### [REQUIRED WORK]
In the material below, switch every "line-marker" to "line-dot" and leave all other text as it is. Leave the pictures out of your answer.

Layout coordinate data:
════
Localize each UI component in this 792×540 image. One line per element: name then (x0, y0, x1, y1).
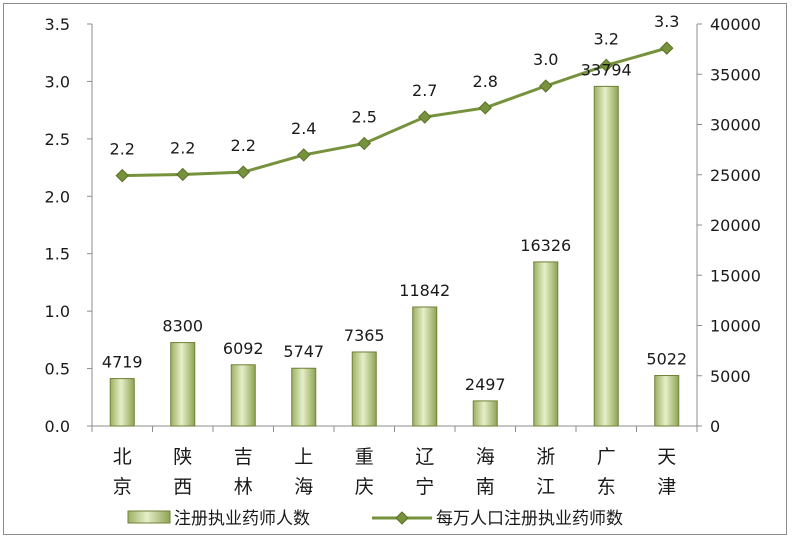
legend: 注册执业药师人数 每万人口注册执业药师数 (127, 509, 623, 529)
x-tick-label: 天津 (657, 446, 676, 498)
bar (593, 85, 619, 427)
bar-value-label: 5022 (646, 350, 687, 369)
x-tick-label: 浙江 (536, 446, 555, 498)
line-value-label: 3.0 (533, 50, 558, 69)
legend-label-line: 每万人口注册执业药师数 (436, 509, 623, 529)
bar-value-label: 4719 (102, 353, 143, 372)
right-tick-label: 0 (710, 417, 720, 436)
line-marker (418, 110, 432, 124)
left-tick-label: 0.5 (45, 360, 70, 379)
line-marker (297, 148, 311, 162)
line-value-label: 2.4 (291, 119, 316, 138)
bar-value-label: 33794 (581, 60, 632, 79)
right-tick-label: 35000 (710, 65, 761, 84)
right-tick-label: 25000 (710, 166, 761, 185)
line-marker (660, 41, 674, 55)
line-value-label: 3.3 (654, 12, 679, 31)
bar-value-label: 6092 (223, 339, 264, 358)
line-path (122, 46, 668, 178)
x-tick-label: 广东 (597, 446, 616, 498)
bar (170, 342, 196, 427)
bar (472, 400, 498, 427)
left-tick-label: 1.5 (45, 245, 70, 264)
right-tick-label: 10000 (710, 317, 761, 336)
line-value-label: 3.2 (594, 29, 619, 48)
bar (412, 306, 438, 427)
bar-value-label: 2497 (465, 375, 506, 394)
x-tick-label: 吉林 (234, 446, 253, 498)
line-value-label: 2.7 (412, 81, 437, 100)
x-tick-label: 辽宁 (415, 446, 434, 498)
line-value-label: 2.2 (231, 136, 256, 155)
bar-value-label: 5747 (283, 342, 324, 361)
legend-label-bar: 注册执业药师人数 (174, 509, 310, 529)
line-marker (115, 168, 129, 183)
line-marker (478, 101, 492, 115)
legend-marker-line (395, 511, 409, 525)
bar-value-label: 16326 (520, 236, 571, 255)
bar (351, 351, 377, 427)
right-tick-label: 15000 (710, 266, 761, 285)
x-tick-label: 北京 (113, 446, 132, 498)
x-tick-label: 海南 (476, 446, 495, 498)
chart-frame (3, 3, 787, 535)
x-tick-label: 上海 (294, 446, 313, 498)
left-tick-label: 1.0 (45, 302, 70, 321)
line-marker (236, 165, 250, 179)
left-tick-label: 0.0 (45, 417, 70, 436)
line-marker (357, 136, 371, 151)
line-marker (539, 79, 553, 93)
right-tick-label: 5000 (710, 367, 751, 386)
left-tick-label: 2.5 (45, 130, 70, 149)
line-value-label: 2.8 (473, 72, 498, 91)
right-tick-label: 30000 (710, 116, 761, 135)
bar (533, 261, 559, 427)
data-labels: 4719 8300 6092 5747 7365 11842 2497 16326 33794 5… (102, 12, 687, 394)
x-tick-label: 重庆 (355, 446, 374, 498)
line-value-label: 2.2 (110, 140, 135, 159)
line-value-label: 2.2 (170, 138, 195, 157)
bar-series (109, 85, 680, 427)
bar-value-label: 11842 (399, 281, 450, 300)
line-marker (176, 167, 190, 182)
axes: 0.0 0.5 1.0 1.5 2.0 2.5 3.0 3.5 0 5000 10000 15000 2… (45, 15, 761, 498)
line-value-label: 2.5 (352, 107, 377, 126)
line-series (115, 41, 674, 183)
bar (230, 364, 256, 427)
bar-value-label: 7365 (344, 326, 385, 345)
line-marker (599, 58, 613, 73)
bar (109, 378, 135, 427)
right-tick-label: 20000 (710, 216, 761, 235)
bar (654, 375, 680, 427)
left-tick-label: 2.0 (45, 187, 70, 206)
left-tick-label: 3.5 (45, 15, 70, 34)
bar (291, 367, 317, 427)
bar-value-label: 8300 (162, 317, 203, 336)
right-tick-label: 40000 (710, 15, 761, 34)
x-tick-label: 陕西 (173, 446, 192, 498)
left-tick-label: 3.0 (45, 72, 70, 91)
legend-swatch-bar (127, 510, 171, 524)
════
### [SOLUTION TO THE PROBLEM]
Localize each UI component in this 792×540 image. One line per element: name then (x0, y0, x1, y1).
legend: 注册执业药师人数 每万人口注册执业药师数 (127, 509, 623, 529)
x-tick-label: 天津 (657, 446, 676, 498)
bar (593, 85, 619, 427)
bar-value-label: 5022 (646, 350, 687, 369)
x-tick-label: 浙江 (536, 446, 555, 498)
line-value-label: 3.0 (533, 50, 558, 69)
legend-label-line: 每万人口注册执业药师数 (436, 509, 623, 529)
bar-value-label: 4719 (102, 353, 143, 372)
right-tick-label: 0 (710, 417, 720, 436)
line-dot (418, 110, 432, 124)
left-tick-label: 0.5 (45, 360, 70, 379)
line-dot (297, 148, 311, 162)
line-value-label: 2.4 (291, 119, 316, 138)
bar-value-label: 33794 (581, 60, 632, 79)
right-tick-label: 35000 (710, 65, 761, 84)
right-tick-label: 25000 (710, 166, 761, 185)
line-dot (660, 41, 674, 55)
line-value-label: 3.3 (654, 12, 679, 31)
bar-value-label: 6092 (223, 339, 264, 358)
line-path (122, 46, 668, 178)
x-tick-label: 广东 (597, 446, 616, 498)
bar (170, 342, 196, 427)
bar (472, 400, 498, 427)
left-tick-label: 1.5 (45, 245, 70, 264)
right-tick-label: 10000 (710, 317, 761, 336)
line-value-label: 3.2 (594, 29, 619, 48)
bar (412, 306, 438, 427)
bar-value-label: 2497 (465, 375, 506, 394)
x-tick-label: 吉林 (234, 446, 253, 498)
line-value-label: 2.7 (412, 81, 437, 100)
x-tick-label: 辽宁 (415, 446, 434, 498)
line-value-label: 2.2 (231, 136, 256, 155)
bar-value-label: 5747 (283, 342, 324, 361)
legend-label-bar: 注册执业药师人数 (174, 509, 310, 529)
line-dot (115, 168, 129, 183)
line-dot (478, 101, 492, 115)
legend-marker-line (395, 511, 409, 525)
bar-value-label: 16326 (520, 236, 571, 255)
bar (351, 351, 377, 427)
right-tick-label: 15000 (710, 266, 761, 285)
x-tick-label: 北京 (113, 446, 132, 498)
x-tick-label: 海南 (476, 446, 495, 498)
chart-frame (3, 3, 787, 535)
x-tick-label: 上海 (294, 446, 313, 498)
left-tick-label: 1.0 (45, 302, 70, 321)
line-dot (236, 165, 250, 179)
left-tick-label: 0.0 (45, 417, 70, 436)
line-dot (357, 136, 371, 151)
line-dot (539, 79, 553, 93)
right-tick-label: 5000 (710, 367, 751, 386)
left-tick-label: 2.5 (45, 130, 70, 149)
line-value-label: 2.8 (473, 72, 498, 91)
right-tick-label: 30000 (710, 116, 761, 135)
bar (533, 261, 559, 427)
data-labels: 4719 8300 6092 5747 7365 11842 2497 16326 33794 5… (102, 12, 687, 394)
x-tick-label: 重庆 (355, 446, 374, 498)
line-value-label: 2.2 (110, 140, 135, 159)
line-value-label: 2.2 (170, 138, 195, 157)
bar-series (109, 85, 680, 427)
bar-value-label: 11842 (399, 281, 450, 300)
line-dot (176, 167, 190, 182)
axes: 0.0 0.5 1.0 1.5 2.0 2.5 3.0 3.5 0 5000 10000 15000 2… (45, 15, 761, 498)
line-value-label: 2.5 (352, 107, 377, 126)
line-series (115, 41, 674, 183)
bar (230, 364, 256, 427)
bar-value-label: 7365 (344, 326, 385, 345)
line-dot (599, 58, 613, 73)
bar (109, 378, 135, 427)
right-tick-label: 20000 (710, 216, 761, 235)
bar (654, 375, 680, 427)
left-tick-label: 2.0 (45, 187, 70, 206)
left-tick-label: 3.5 (45, 15, 70, 34)
bar (291, 367, 317, 427)
bar-value-label: 8300 (162, 317, 203, 336)
right-tick-label: 40000 (710, 15, 761, 34)
x-tick-label: 陕西 (173, 446, 192, 498)
left-tick-label: 3.0 (45, 72, 70, 91)
legend-swatch-bar (127, 510, 171, 524)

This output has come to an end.